- **Problem description**: Sift the listing for lines that hold the string "this" and pull them out.

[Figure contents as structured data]
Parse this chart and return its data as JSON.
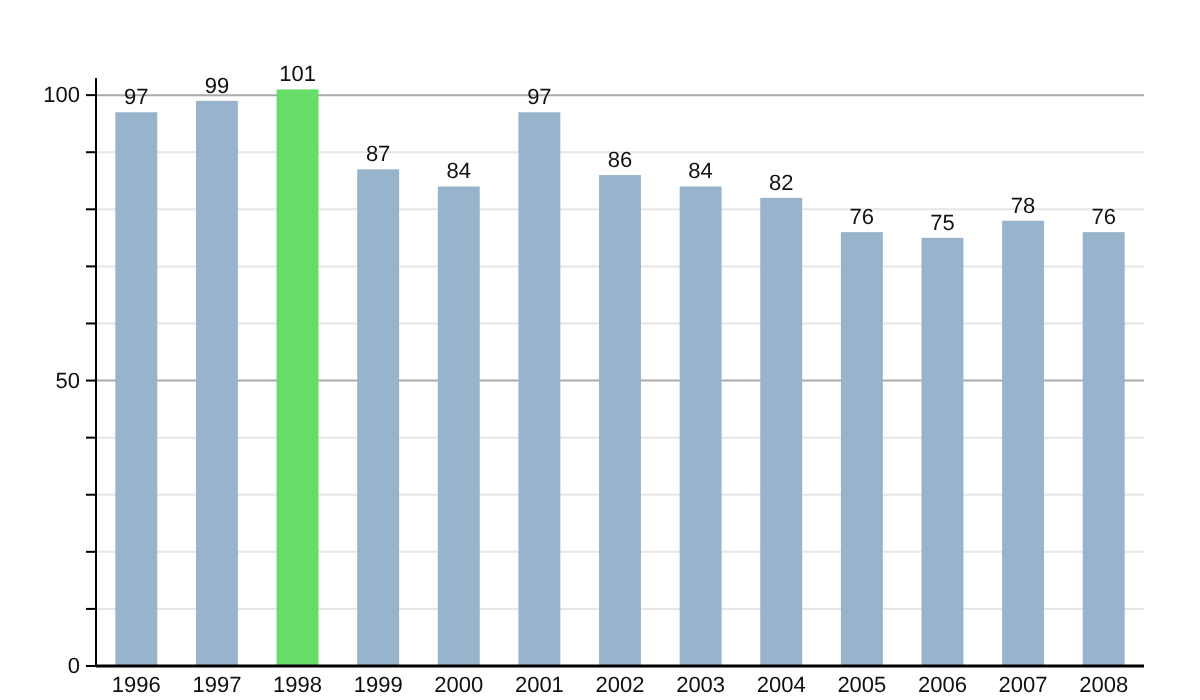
{
  "chart_data": {
    "type": "bar",
    "categories": [
      "1996",
      "1997",
      "1998",
      "1999",
      "2000",
      "2001",
      "2002",
      "2003",
      "2004",
      "2005",
      "2006",
      "2007",
      "2008"
    ],
    "values": [
      97,
      99,
      101,
      87,
      84,
      97,
      86,
      84,
      82,
      76,
      75,
      78,
      76
    ],
    "colors": [
      "#98b3cc",
      "#98b3cc",
      "#66dd66",
      "#98b3cc",
      "#98b3cc",
      "#98b3cc",
      "#98b3cc",
      "#98b3cc",
      "#98b3cc",
      "#98b3cc",
      "#98b3cc",
      "#98b3cc",
      "#98b3cc"
    ],
    "ylim": [
      0,
      103
    ],
    "yticks": [
      0,
      {
        "value": 10,
        "label": null
      },
      {
        "value": 20,
        "label": null
      },
      {
        "value": 30,
        "label": null
      },
      {
        "value": 40,
        "label": null
      },
      50,
      {
        "value": 60,
        "label": null
      },
      {
        "value": 70,
        "label": null
      },
      {
        "value": 80,
        "label": null
      },
      {
        "value": 90,
        "label": null
      },
      100
    ],
    "grid": true,
    "data_labels": true
  }
}
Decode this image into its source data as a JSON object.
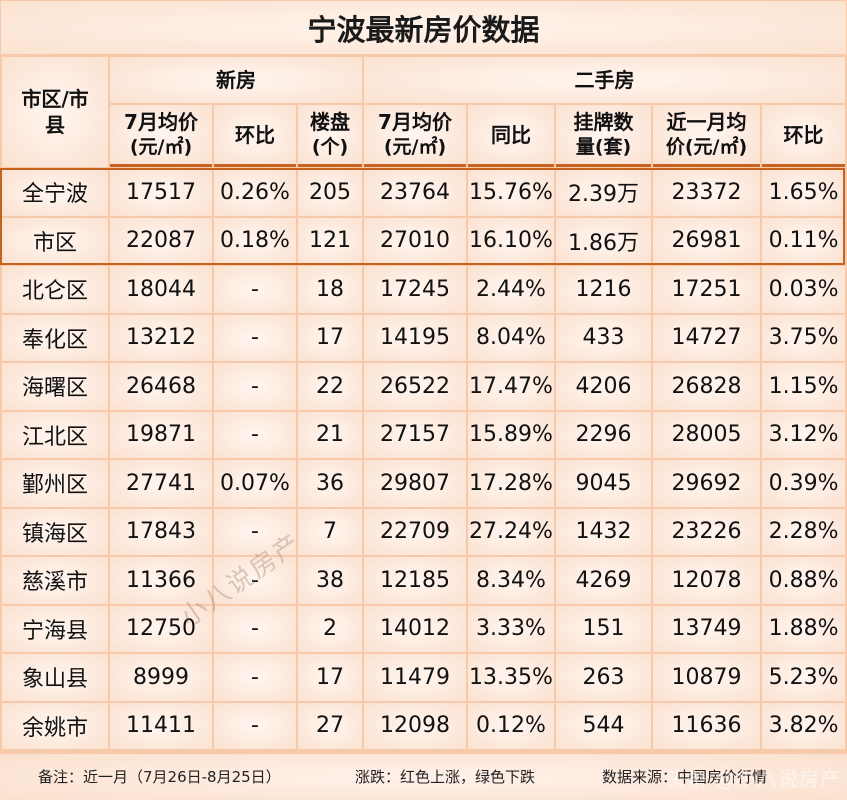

- **Problem solution**:
Parse this chart and return its data as JSON.
Decode this image into its source data as a JSON object.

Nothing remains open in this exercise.